**Dataset excerpts**
══════════════════════════════

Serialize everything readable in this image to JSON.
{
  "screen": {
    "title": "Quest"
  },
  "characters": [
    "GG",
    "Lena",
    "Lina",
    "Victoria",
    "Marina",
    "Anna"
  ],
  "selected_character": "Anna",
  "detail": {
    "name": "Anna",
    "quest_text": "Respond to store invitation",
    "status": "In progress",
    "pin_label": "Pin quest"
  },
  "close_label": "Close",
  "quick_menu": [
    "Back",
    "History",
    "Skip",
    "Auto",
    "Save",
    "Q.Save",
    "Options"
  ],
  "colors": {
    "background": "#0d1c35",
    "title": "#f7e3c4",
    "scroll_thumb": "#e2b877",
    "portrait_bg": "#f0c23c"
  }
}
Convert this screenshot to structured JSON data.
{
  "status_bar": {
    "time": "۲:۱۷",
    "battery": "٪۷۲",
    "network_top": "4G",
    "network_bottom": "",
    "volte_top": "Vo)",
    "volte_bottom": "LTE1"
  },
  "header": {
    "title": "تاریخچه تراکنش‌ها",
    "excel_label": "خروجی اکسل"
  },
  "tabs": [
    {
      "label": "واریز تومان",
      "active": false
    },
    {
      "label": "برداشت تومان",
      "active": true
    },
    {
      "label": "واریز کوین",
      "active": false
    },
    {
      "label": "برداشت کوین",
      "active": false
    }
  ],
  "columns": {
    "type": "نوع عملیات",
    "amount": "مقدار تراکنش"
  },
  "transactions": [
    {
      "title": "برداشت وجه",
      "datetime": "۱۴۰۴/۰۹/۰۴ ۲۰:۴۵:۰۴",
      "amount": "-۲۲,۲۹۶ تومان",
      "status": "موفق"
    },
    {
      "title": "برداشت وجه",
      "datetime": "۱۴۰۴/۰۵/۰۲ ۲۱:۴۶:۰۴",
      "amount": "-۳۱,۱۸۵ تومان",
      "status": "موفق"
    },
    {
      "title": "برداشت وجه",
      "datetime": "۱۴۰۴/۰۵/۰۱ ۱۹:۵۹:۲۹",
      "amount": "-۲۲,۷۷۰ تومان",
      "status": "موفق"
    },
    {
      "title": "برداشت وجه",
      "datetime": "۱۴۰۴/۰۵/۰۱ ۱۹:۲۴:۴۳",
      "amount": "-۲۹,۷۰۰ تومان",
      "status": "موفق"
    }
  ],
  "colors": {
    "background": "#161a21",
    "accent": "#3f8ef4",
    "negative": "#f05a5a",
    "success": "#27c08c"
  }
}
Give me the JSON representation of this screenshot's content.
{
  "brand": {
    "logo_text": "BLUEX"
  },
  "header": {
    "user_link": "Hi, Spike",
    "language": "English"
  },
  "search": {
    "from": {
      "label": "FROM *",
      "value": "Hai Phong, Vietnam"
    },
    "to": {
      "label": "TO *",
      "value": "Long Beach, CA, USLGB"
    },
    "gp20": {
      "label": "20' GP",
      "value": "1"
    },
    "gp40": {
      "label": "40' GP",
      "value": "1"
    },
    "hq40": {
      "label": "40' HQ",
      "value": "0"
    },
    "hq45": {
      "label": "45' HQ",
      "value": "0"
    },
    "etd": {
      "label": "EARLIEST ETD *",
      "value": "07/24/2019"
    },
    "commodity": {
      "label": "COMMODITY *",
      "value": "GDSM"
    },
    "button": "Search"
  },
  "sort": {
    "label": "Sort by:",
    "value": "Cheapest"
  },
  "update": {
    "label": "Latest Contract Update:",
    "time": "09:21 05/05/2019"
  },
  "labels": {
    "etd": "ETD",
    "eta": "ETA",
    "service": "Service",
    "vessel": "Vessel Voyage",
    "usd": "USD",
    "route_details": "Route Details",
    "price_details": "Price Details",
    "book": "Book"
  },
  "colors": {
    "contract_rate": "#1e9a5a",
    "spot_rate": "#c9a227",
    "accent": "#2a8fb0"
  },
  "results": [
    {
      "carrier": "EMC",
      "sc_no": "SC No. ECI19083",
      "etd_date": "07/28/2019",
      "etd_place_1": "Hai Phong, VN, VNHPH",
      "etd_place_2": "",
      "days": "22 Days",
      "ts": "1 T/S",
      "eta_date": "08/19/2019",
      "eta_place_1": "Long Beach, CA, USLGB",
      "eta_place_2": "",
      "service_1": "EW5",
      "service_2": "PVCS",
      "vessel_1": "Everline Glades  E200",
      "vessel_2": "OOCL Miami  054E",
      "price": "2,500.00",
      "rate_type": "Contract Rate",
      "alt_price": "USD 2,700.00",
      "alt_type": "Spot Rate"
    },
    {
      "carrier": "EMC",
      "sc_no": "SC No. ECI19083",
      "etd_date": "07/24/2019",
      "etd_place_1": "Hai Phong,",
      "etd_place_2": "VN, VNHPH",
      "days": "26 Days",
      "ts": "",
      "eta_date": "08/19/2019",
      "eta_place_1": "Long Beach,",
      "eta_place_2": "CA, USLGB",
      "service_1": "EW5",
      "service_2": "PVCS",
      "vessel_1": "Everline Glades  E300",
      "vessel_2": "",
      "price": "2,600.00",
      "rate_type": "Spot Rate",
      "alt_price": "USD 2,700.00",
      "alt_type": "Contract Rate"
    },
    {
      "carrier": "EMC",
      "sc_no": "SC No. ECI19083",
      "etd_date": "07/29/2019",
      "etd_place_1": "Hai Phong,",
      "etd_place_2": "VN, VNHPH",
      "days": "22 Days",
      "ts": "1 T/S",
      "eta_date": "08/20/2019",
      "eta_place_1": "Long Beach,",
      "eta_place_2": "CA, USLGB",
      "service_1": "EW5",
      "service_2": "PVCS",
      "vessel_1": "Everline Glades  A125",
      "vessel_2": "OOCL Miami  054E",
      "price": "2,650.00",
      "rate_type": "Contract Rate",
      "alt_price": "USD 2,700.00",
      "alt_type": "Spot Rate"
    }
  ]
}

══════════════════════════════

**What you will do**
Determine the number of lines where the string "تومان" occurs, and give that number only.

**Solution for this task**
6